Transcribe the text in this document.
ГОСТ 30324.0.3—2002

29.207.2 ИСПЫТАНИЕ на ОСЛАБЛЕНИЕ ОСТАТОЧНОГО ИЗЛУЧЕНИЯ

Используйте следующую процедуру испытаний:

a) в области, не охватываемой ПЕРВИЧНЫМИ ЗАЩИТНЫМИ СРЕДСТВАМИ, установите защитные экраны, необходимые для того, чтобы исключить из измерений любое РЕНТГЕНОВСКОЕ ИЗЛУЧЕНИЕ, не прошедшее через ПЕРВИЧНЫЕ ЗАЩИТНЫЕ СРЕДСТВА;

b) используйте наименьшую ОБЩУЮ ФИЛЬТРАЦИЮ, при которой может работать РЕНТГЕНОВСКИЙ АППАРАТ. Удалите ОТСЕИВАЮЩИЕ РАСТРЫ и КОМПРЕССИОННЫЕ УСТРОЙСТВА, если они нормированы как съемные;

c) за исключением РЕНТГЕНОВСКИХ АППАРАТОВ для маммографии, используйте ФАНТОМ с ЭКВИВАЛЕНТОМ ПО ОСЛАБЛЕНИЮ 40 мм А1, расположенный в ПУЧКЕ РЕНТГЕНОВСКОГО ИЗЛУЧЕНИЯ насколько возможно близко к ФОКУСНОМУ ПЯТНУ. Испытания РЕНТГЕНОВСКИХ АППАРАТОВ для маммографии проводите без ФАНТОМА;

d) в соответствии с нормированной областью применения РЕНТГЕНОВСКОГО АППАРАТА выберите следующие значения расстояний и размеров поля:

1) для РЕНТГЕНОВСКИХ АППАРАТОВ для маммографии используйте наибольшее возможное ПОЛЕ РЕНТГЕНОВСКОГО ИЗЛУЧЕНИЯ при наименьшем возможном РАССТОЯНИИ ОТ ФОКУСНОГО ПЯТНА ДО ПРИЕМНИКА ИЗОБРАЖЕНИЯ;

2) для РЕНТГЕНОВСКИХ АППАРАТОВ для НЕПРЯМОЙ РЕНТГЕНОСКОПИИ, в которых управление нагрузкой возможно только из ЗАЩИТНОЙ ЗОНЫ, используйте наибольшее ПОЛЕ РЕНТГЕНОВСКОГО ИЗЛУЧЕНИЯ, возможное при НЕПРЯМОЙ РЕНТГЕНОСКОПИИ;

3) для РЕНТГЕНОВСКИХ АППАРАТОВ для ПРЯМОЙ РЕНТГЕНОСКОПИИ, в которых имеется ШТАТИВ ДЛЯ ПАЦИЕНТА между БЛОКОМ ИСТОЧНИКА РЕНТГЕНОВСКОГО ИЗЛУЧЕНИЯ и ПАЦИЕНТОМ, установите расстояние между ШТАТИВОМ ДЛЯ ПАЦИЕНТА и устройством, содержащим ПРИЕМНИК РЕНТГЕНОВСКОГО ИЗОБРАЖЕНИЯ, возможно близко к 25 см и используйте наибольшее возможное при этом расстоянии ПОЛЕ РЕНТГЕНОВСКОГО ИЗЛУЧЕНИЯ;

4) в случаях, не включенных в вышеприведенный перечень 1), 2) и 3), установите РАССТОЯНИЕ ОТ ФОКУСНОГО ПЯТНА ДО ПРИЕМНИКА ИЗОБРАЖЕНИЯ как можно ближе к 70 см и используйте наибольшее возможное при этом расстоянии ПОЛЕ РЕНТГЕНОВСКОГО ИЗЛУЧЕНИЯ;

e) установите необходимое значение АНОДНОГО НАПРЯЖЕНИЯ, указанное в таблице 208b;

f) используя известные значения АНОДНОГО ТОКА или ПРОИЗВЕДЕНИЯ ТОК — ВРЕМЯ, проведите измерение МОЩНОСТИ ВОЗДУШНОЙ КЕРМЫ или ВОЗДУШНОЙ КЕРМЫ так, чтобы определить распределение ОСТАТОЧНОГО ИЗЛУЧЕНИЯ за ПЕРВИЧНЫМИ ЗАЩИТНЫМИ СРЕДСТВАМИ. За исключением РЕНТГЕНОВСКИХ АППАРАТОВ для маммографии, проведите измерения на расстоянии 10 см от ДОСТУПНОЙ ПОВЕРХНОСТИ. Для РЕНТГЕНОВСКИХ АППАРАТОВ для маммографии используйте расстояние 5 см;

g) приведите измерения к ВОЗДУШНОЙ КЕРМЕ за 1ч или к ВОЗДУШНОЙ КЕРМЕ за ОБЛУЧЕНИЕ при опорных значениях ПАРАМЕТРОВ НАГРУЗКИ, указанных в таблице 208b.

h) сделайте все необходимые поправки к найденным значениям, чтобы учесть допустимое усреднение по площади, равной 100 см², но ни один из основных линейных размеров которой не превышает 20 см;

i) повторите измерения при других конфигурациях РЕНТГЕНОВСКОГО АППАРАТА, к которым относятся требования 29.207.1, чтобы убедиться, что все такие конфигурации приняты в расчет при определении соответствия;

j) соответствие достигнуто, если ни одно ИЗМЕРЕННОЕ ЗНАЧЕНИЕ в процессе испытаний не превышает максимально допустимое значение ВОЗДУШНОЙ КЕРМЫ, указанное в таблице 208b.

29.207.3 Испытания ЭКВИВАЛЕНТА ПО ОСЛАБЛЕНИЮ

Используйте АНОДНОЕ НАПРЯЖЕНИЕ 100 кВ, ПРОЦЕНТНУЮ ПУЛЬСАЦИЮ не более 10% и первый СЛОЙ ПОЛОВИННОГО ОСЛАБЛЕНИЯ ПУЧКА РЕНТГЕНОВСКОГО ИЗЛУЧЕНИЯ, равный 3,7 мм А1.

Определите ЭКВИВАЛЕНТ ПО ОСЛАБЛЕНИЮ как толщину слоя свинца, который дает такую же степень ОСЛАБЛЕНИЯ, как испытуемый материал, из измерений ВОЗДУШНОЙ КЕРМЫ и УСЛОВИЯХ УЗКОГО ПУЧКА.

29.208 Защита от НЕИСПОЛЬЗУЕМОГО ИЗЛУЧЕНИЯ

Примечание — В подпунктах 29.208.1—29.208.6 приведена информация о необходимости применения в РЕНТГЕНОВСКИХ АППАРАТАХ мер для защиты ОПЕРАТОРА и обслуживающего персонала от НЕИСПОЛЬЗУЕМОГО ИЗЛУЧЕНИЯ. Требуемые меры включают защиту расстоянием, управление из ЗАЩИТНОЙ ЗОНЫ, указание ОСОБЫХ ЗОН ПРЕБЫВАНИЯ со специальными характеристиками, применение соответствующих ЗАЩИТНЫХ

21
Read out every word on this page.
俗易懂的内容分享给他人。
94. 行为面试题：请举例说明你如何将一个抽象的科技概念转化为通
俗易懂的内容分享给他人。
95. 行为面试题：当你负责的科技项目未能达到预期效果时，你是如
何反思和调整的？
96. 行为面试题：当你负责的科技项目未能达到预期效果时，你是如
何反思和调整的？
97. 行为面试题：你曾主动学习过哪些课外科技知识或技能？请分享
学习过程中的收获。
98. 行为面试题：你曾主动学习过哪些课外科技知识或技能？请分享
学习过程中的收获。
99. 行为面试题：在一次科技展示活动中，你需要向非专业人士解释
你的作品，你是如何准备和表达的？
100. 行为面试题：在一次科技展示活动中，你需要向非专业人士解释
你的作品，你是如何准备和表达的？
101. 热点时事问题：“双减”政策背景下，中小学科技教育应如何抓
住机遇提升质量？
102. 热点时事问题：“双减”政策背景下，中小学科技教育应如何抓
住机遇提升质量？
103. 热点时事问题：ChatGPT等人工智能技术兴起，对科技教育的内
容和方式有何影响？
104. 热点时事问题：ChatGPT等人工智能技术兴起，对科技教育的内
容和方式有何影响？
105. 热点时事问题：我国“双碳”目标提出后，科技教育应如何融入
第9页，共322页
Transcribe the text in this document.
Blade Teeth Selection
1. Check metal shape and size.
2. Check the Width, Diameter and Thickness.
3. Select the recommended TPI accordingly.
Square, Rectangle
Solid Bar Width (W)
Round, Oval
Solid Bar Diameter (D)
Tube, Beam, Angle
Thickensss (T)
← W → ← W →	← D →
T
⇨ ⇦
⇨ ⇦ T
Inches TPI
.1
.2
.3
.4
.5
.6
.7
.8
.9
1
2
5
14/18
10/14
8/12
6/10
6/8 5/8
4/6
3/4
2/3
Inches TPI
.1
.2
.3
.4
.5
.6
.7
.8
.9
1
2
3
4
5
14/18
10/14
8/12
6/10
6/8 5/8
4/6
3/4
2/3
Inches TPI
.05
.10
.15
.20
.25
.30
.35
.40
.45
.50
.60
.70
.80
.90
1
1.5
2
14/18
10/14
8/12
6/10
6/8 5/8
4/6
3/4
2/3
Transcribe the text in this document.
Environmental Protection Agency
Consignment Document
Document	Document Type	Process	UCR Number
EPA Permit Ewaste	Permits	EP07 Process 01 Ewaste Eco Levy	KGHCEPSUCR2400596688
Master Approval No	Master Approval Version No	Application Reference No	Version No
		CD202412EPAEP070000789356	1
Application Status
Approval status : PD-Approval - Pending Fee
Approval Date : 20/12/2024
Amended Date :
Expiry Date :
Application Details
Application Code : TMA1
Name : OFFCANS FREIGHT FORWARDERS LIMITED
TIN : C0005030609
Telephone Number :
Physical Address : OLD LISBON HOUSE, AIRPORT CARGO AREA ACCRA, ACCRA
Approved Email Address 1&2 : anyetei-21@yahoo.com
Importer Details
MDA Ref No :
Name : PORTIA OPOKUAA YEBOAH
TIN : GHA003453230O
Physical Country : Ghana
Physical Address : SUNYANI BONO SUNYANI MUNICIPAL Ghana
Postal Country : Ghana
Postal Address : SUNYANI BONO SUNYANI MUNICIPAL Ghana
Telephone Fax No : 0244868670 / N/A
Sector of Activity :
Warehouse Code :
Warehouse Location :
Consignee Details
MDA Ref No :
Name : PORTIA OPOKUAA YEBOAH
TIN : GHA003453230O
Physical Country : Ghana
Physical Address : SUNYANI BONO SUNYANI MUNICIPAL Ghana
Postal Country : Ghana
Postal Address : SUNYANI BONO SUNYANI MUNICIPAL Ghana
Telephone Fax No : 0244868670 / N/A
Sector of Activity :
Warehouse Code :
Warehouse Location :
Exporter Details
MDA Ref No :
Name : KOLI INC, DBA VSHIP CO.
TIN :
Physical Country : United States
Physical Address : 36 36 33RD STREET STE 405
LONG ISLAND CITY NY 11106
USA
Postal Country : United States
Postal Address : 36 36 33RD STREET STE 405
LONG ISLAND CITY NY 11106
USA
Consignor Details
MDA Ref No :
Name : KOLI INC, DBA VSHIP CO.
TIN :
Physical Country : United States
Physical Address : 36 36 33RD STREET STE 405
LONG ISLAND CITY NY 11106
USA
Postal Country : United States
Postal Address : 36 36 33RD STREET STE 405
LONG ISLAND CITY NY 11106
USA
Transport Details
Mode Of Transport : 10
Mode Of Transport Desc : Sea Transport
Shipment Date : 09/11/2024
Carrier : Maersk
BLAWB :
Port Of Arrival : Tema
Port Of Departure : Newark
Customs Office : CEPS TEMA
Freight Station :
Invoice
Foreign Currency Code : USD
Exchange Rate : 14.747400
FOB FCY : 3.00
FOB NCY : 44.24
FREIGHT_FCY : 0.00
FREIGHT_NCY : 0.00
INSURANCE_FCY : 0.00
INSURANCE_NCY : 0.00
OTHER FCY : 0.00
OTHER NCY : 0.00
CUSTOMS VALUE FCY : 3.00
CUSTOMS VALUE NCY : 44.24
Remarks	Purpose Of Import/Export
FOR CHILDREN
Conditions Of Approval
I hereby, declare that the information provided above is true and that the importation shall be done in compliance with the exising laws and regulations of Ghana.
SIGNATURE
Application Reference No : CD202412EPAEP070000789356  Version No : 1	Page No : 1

## WHAT YOU ARE ASKED TO DO
In the records above, how many lines contain the word "которых"? Give the number alone.

## ANSWER TO THIS TASK
2